Instructions to follow:
For this exercise, copy out each line of the material below that includes "Research".

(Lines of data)
⟨
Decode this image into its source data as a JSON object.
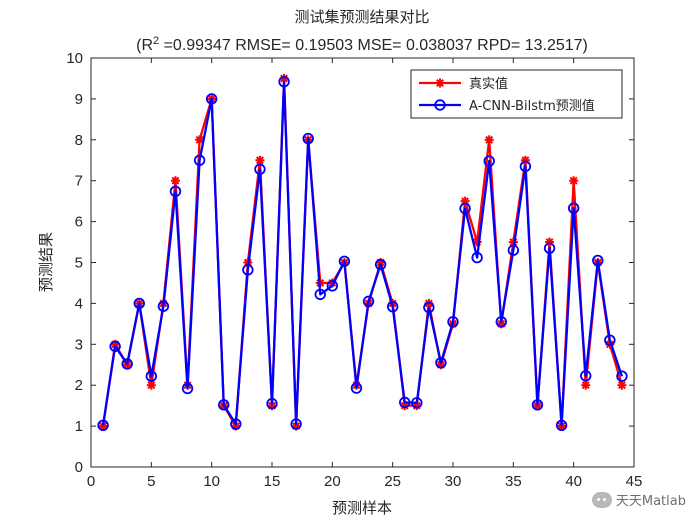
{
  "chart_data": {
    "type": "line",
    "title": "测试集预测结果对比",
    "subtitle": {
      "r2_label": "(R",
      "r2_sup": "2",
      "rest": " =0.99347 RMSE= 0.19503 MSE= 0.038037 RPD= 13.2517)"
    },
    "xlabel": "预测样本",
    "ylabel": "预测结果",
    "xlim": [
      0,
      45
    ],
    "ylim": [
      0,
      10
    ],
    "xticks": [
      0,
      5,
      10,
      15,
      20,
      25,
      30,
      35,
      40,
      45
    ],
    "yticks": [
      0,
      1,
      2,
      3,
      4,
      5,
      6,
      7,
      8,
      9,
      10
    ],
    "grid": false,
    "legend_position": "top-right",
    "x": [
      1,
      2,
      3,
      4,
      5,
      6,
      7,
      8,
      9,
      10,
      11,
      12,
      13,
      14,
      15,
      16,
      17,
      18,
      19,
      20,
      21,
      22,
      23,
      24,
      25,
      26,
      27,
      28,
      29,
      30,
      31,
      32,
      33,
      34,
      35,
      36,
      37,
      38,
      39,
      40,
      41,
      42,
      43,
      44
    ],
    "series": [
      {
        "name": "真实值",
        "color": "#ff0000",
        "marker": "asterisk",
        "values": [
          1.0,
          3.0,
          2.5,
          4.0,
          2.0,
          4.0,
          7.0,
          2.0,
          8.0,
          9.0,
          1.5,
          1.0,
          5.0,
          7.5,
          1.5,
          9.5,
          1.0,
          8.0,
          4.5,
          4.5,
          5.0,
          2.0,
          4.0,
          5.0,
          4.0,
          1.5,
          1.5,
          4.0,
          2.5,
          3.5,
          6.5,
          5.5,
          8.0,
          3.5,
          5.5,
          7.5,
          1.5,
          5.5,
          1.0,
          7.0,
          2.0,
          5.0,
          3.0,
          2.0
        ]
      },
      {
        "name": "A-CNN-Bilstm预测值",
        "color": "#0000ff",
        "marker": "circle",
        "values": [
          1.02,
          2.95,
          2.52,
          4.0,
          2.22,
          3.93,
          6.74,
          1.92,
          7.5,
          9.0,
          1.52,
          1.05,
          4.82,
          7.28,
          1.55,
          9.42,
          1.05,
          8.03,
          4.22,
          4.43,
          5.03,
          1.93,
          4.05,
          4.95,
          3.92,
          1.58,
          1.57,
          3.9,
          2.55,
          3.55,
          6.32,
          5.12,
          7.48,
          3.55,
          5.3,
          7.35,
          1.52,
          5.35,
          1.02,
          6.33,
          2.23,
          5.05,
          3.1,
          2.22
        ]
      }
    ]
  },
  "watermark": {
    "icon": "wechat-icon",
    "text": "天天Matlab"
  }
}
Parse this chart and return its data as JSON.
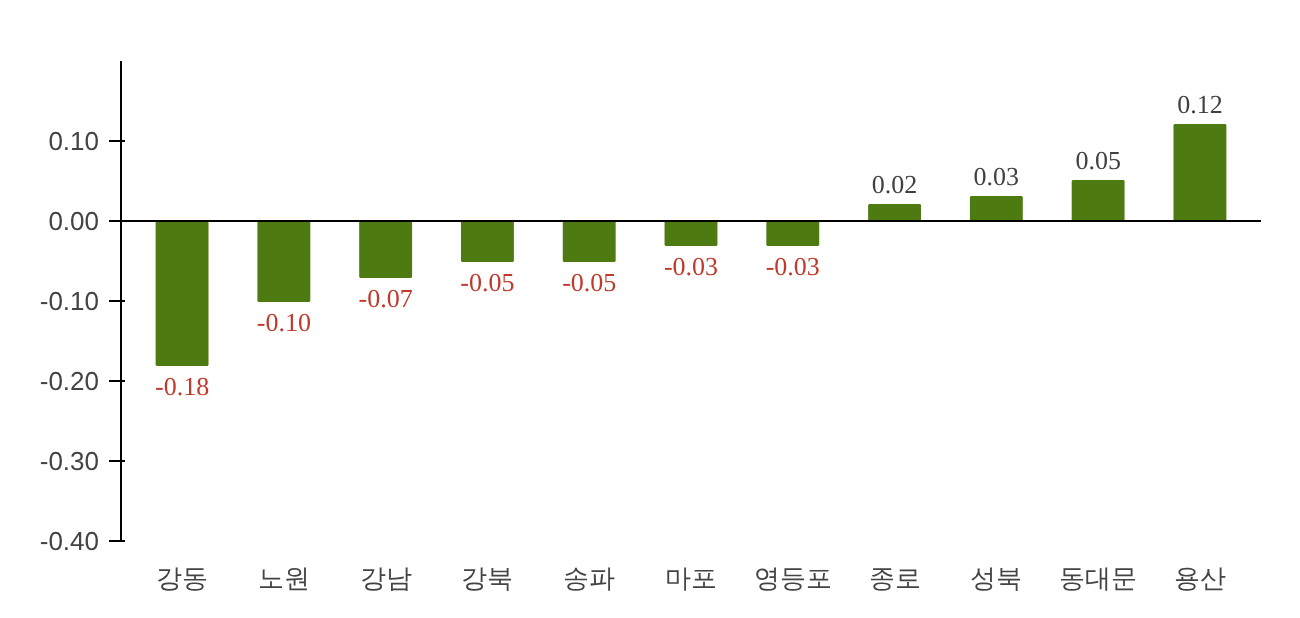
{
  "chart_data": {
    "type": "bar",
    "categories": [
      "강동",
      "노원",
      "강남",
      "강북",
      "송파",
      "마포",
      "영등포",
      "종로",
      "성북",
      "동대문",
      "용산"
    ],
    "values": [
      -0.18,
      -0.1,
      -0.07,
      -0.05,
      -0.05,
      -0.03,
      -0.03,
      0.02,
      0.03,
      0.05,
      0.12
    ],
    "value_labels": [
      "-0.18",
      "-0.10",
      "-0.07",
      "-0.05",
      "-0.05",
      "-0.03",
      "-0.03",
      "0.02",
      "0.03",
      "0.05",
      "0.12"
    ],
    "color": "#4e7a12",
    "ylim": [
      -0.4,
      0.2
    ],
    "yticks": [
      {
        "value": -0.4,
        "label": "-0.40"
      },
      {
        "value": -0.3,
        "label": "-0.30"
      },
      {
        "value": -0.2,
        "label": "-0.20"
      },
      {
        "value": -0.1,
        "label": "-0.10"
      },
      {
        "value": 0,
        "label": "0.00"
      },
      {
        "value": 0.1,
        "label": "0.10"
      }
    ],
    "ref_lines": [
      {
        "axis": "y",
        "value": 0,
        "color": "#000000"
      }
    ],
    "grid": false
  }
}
⟩
⟨
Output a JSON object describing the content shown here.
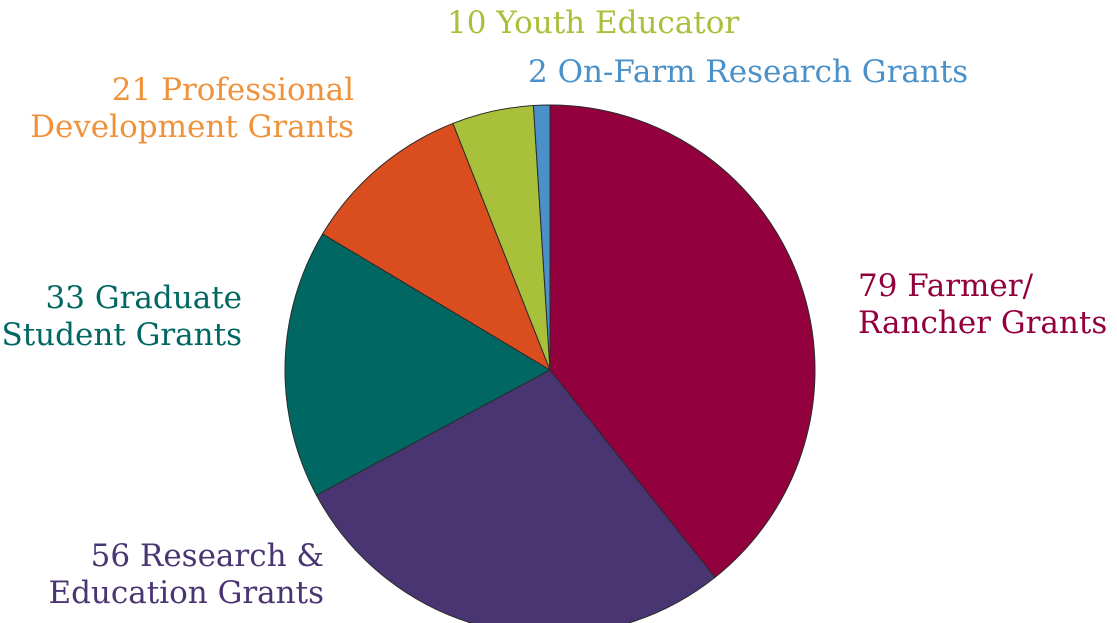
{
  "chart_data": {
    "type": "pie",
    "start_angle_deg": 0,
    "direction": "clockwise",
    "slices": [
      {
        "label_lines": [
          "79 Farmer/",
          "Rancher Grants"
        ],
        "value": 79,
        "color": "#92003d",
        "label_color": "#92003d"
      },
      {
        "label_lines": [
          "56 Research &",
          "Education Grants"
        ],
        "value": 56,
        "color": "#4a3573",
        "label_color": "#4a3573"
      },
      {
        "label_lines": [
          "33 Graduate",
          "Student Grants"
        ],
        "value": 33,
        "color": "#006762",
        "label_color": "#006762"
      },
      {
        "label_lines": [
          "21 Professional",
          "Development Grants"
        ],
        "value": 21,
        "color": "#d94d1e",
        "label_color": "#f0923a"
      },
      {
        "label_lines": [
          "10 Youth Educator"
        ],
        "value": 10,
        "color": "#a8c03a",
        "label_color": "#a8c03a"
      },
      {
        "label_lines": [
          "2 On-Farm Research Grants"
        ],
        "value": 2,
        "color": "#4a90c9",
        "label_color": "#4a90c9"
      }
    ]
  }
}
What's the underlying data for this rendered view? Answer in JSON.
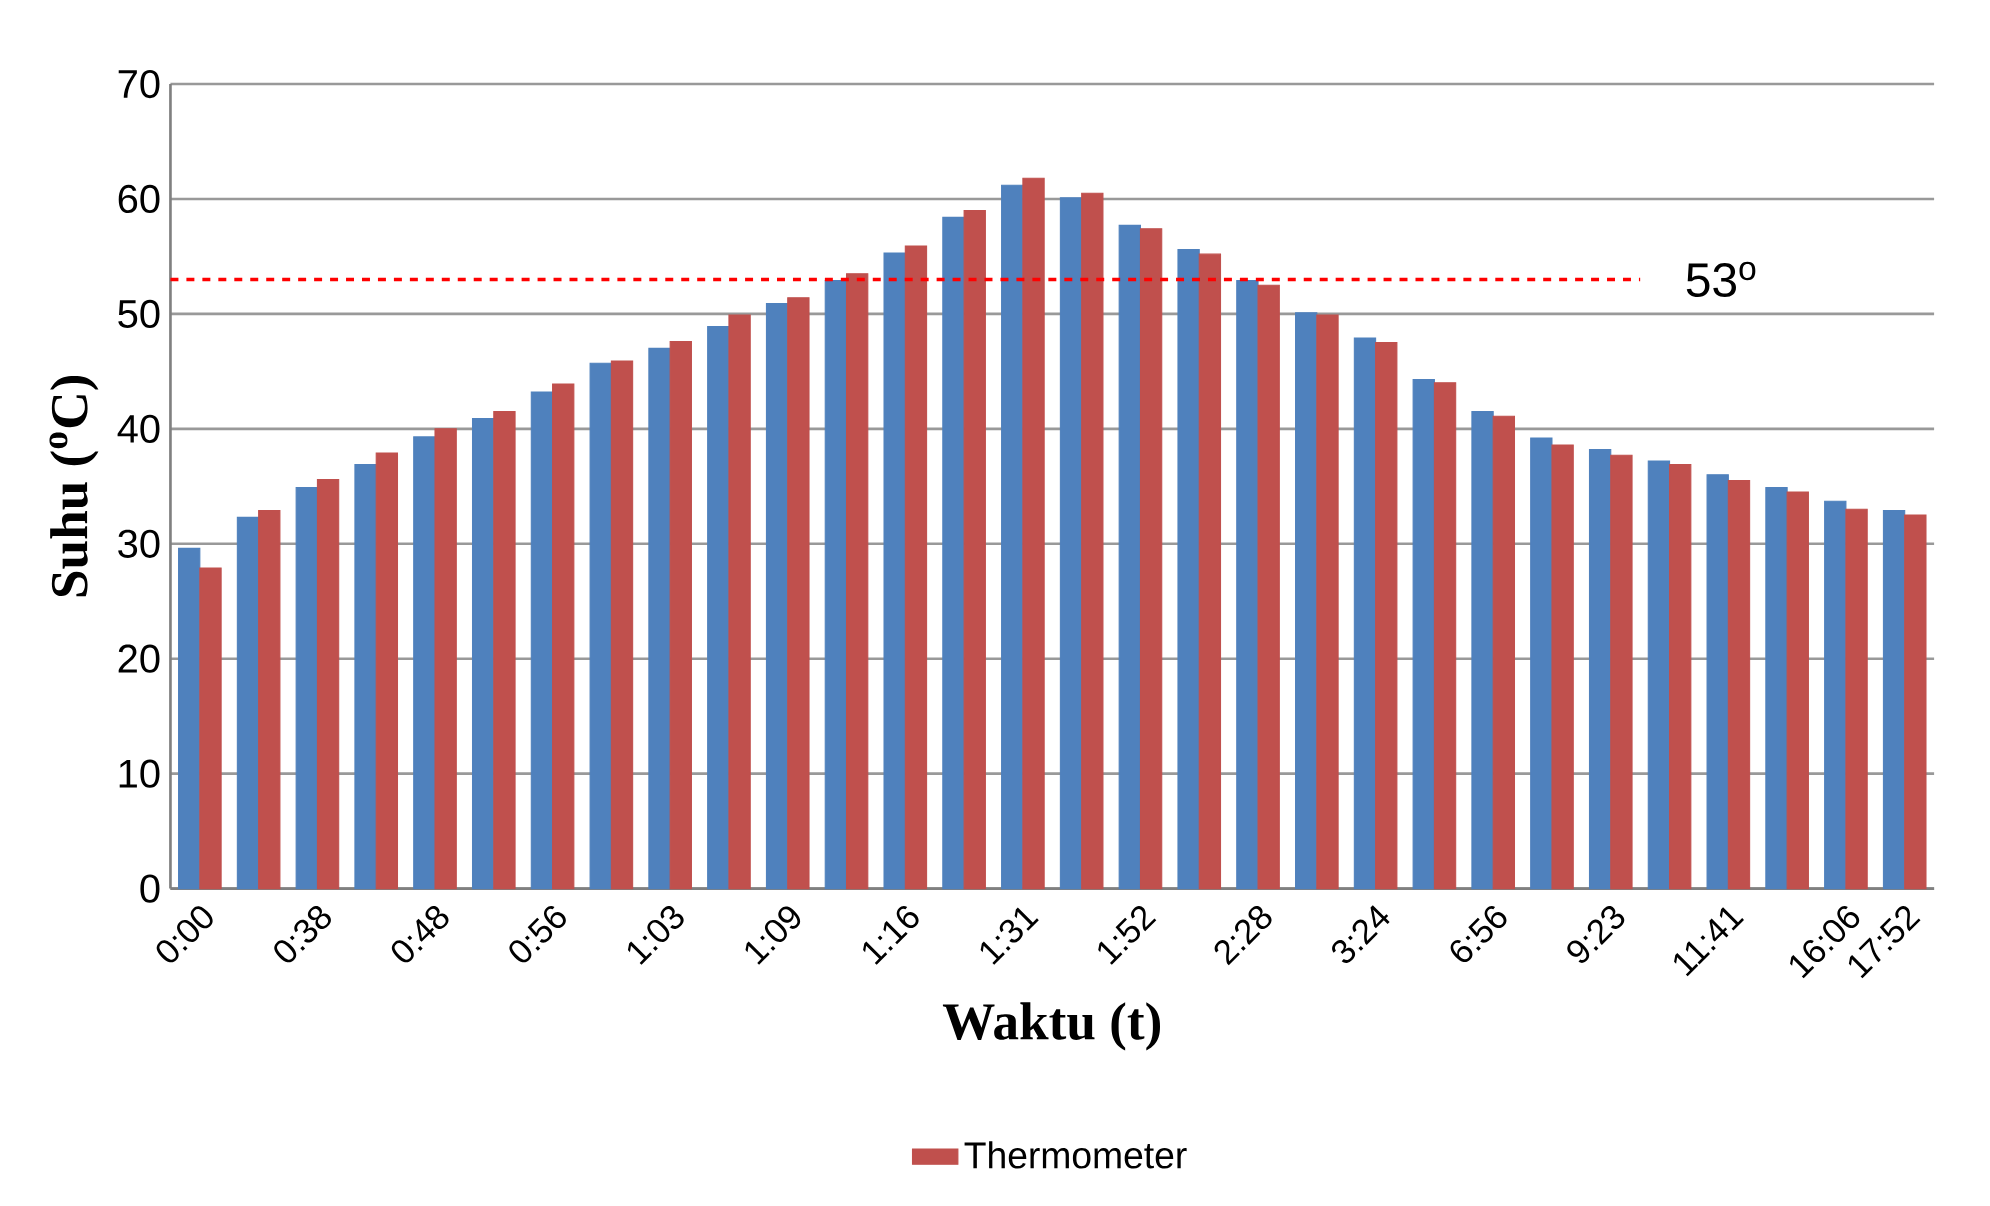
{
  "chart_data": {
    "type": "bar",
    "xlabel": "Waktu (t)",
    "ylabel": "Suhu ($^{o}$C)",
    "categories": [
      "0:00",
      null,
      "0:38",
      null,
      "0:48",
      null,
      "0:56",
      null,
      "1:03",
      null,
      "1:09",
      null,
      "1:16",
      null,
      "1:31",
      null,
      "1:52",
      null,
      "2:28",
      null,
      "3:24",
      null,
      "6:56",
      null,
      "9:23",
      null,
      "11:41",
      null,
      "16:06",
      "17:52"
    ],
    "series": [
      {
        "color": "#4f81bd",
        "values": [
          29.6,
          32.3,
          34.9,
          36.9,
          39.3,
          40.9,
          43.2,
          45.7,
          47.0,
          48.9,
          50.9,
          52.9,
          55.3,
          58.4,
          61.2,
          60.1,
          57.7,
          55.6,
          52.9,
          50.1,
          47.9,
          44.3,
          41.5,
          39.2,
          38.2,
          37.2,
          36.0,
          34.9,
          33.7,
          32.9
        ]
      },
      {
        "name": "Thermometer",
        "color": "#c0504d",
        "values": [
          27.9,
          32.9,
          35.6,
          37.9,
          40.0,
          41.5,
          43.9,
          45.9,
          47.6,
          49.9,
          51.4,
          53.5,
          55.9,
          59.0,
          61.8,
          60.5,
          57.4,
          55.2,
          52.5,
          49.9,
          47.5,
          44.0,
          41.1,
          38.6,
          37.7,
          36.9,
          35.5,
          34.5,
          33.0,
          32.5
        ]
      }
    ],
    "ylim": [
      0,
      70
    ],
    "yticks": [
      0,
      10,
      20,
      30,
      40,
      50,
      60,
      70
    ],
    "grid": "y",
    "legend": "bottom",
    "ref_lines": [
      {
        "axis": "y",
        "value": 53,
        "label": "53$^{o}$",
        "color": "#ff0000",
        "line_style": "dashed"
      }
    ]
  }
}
⟩
The answer:
          "56 Research &",
          "2 On-Farm Research Grants"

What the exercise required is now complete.